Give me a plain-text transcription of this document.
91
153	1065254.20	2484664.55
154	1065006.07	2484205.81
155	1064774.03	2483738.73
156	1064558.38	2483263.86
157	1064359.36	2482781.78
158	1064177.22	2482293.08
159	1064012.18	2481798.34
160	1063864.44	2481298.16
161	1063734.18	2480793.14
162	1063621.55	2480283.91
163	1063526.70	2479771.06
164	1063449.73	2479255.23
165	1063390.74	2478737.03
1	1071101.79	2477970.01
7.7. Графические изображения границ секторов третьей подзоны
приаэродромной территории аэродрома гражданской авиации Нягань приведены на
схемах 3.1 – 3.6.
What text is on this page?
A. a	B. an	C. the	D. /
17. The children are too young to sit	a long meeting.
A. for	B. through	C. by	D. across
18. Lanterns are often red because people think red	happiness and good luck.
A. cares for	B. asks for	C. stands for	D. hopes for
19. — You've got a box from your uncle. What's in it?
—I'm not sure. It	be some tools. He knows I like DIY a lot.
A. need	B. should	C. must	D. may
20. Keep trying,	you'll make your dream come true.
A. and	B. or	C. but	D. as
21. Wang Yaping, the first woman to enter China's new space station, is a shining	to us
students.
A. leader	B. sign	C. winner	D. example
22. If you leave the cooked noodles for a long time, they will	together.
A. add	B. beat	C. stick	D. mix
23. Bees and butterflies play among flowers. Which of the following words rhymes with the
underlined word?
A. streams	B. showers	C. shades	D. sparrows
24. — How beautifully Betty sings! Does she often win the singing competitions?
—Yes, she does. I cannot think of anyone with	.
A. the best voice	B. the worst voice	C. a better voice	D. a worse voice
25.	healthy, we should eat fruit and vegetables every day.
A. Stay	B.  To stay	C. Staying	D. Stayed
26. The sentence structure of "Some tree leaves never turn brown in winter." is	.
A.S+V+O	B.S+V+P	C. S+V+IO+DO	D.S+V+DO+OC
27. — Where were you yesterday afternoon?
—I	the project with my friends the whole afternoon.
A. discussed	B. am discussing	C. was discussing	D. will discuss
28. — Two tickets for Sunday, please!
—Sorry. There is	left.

# GIVEN INSTRUCTION:
Search the entries for "long" and copy out each line that has it.

# RESULT FOR THIS EXERCISE:
17. The children are too young to sit	a long meeting.
22. If you leave the cooked noodles for a long time, they will	together.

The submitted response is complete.